Data tied to figure images
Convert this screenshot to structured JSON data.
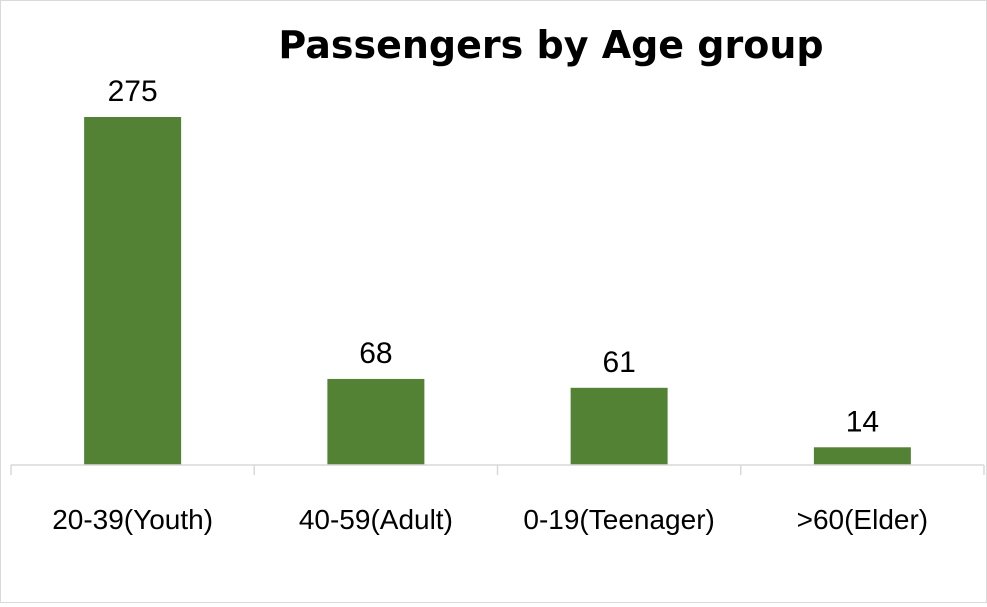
{
  "chart_data": {
    "type": "bar",
    "title": "Passengers by Age group",
    "categories": [
      "20-39(Youth)",
      "40-59(Adult)",
      "0-19(Teenager)",
      ">60(Elder)"
    ],
    "values": [
      275,
      68,
      61,
      14
    ],
    "data_labels": [
      "275",
      "68",
      "61",
      "14"
    ],
    "ylim": [
      0,
      275
    ],
    "grid": false,
    "legend": "none",
    "bar_color": "#548235",
    "axis_color": "#d9d9d9"
  }
}
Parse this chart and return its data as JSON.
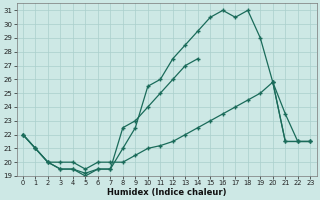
{
  "xlabel": "Humidex (Indice chaleur)",
  "bg_color": "#cde8e5",
  "grid_color": "#aacfcc",
  "line_color": "#1a6b5a",
  "xlim": [
    -0.5,
    23.5
  ],
  "ylim": [
    19,
    31.5
  ],
  "line1_x": [
    0,
    1,
    2,
    3,
    4,
    5,
    6,
    7,
    8,
    9,
    10,
    11,
    12,
    13,
    14,
    15,
    16,
    17,
    18,
    19,
    20,
    21,
    22,
    23
  ],
  "line1_y": [
    22,
    21,
    20,
    19.5,
    19.5,
    19,
    19.5,
    19.5,
    21,
    22.5,
    25.5,
    26,
    27.5,
    28.5,
    29.5,
    30.5,
    31,
    30.5,
    31,
    29,
    25.8,
    21.5,
    21.5,
    21.5
  ],
  "line2_x": [
    0,
    1,
    2,
    3,
    4,
    5,
    6,
    7,
    8,
    9,
    10,
    11,
    12,
    13,
    14,
    15,
    16,
    17,
    18,
    19,
    20,
    21,
    22,
    23
  ],
  "line2_y": [
    22,
    21,
    20,
    19.5,
    19.5,
    19.2,
    19.5,
    20,
    22.5,
    23,
    24,
    null,
    null,
    null,
    null,
    null,
    null,
    null,
    null,
    null,
    25.8,
    23.5,
    21.5,
    21.5
  ],
  "line3_x": [
    0,
    1,
    2,
    3,
    4,
    5,
    6,
    7,
    8,
    9,
    10,
    11,
    12,
    13,
    14,
    15,
    16,
    17,
    18,
    19,
    20,
    21,
    22,
    23
  ],
  "line3_y": [
    22,
    21,
    20,
    20,
    20,
    19.5,
    20,
    20,
    20,
    20.5,
    21,
    21.2,
    21.5,
    22,
    22.5,
    23,
    23.5,
    24,
    24.5,
    25,
    25.8,
    21.5,
    21.5,
    21.5
  ]
}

# JOB
Copy every record above exactly, leaving out any pictures.

# OUTPUT
Convert this screenshot to structured JSON data.
{
  "chart_data": {
    "type": "bar",
    "title": "Passengers by Age group",
    "categories": [
      "20-39(Youth)",
      "40-59(Adult)",
      "0-19(Teenager)",
      ">60(Elder)"
    ],
    "values": [
      275,
      68,
      61,
      14
    ],
    "data_labels": [
      "275",
      "68",
      "61",
      "14"
    ],
    "ylim": [
      0,
      275
    ],
    "grid": false,
    "legend": "none",
    "bar_color": "#548235",
    "axis_color": "#d9d9d9"
  }
}
Parse this chart and return its data as JSON.
{
  "xlabel": "Humidex (Indice chaleur)",
  "bg_color": "#cde8e5",
  "grid_color": "#aacfcc",
  "line_color": "#1a6b5a",
  "xlim": [
    -0.5,
    23.5
  ],
  "ylim": [
    19,
    31.5
  ],
  "line1_x": [
    0,
    1,
    2,
    3,
    4,
    5,
    6,
    7,
    8,
    9,
    10,
    11,
    12,
    13,
    14,
    15,
    16,
    17,
    18,
    19,
    20,
    21,
    22,
    23
  ],
  "line1_y": [
    22,
    21,
    20,
    19.5,
    19.5,
    19,
    19.5,
    19.5,
    21,
    22.5,
    25.5,
    26,
    27.5,
    28.5,
    29.5,
    30.5,
    31,
    30.5,
    31,
    29,
    25.8,
    21.5,
    21.5,
    21.5
  ],
  "line2_x": [
    0,
    1,
    2,
    3,
    4,
    5,
    6,
    7,
    8,
    9,
    10,
    11,
    12,
    13,
    14,
    15,
    16,
    17,
    18,
    19,
    20,
    21,
    22,
    23
  ],
  "line2_y": [
    22,
    21,
    20,
    19.5,
    19.5,
    19.2,
    19.5,
    20,
    22.5,
    23,
    24,
    null,
    null,
    null,
    null,
    null,
    null,
    null,
    null,
    null,
    25.8,
    23.5,
    21.5,
    21.5
  ],
  "line3_x": [
    0,
    1,
    2,
    3,
    4,
    5,
    6,
    7,
    8,
    9,
    10,
    11,
    12,
    13,
    14,
    15,
    16,
    17,
    18,
    19,
    20,
    21,
    22,
    23
  ],
  "line3_y": [
    22,
    21,
    20,
    20,
    20,
    19.5,
    20,
    20,
    20,
    20.5,
    21,
    21.2,
    21.5,
    22,
    22.5,
    23,
    23.5,
    24,
    24.5,
    25,
    25.8,
    21.5,
    21.5,
    21.5
  ]
}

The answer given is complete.